### Task to carry out
Scan the listing below. Report each line that includes "Groupe".

### Material shown
──────────────────────────────
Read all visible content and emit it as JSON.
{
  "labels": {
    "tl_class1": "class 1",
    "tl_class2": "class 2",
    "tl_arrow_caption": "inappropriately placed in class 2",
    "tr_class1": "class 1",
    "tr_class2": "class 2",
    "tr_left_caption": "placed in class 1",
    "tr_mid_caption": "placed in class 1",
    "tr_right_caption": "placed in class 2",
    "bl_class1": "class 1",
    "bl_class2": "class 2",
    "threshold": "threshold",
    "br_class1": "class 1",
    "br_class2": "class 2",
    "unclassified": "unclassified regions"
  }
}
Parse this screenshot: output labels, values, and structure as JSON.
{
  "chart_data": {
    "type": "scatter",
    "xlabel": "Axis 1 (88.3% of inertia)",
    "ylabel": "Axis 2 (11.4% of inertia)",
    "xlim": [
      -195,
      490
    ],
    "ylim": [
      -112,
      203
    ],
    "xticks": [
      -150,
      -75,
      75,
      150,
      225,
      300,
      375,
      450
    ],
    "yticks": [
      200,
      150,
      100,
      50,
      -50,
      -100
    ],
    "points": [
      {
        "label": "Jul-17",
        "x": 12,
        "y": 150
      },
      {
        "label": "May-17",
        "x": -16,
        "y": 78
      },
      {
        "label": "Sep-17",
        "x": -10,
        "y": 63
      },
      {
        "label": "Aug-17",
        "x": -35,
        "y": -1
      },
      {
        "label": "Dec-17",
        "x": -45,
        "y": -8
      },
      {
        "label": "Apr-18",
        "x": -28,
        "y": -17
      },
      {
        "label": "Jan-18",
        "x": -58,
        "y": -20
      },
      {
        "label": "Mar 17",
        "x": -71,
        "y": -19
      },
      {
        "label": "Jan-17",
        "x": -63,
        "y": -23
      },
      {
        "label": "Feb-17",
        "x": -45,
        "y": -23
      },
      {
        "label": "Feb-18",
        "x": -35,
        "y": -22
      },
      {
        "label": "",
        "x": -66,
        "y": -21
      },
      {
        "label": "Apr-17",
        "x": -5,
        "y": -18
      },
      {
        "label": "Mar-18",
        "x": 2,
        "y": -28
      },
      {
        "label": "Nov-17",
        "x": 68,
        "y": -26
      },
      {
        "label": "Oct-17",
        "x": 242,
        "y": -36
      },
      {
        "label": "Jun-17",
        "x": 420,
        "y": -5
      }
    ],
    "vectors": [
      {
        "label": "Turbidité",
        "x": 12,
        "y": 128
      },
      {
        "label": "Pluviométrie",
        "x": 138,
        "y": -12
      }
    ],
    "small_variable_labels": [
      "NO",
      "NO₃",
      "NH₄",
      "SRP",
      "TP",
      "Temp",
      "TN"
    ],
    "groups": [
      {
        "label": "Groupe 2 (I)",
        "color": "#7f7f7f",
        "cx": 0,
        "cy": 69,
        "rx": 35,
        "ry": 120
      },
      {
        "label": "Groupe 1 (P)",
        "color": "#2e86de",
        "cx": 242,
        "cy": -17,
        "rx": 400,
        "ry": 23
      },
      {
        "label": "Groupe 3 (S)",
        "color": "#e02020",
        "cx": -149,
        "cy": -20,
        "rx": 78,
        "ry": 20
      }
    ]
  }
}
──────────────────────────────
### Result
        "label": "Groupe 2 (I)",
        "label": "Groupe 1 (P)",
        "label": "Groupe 3 (S)",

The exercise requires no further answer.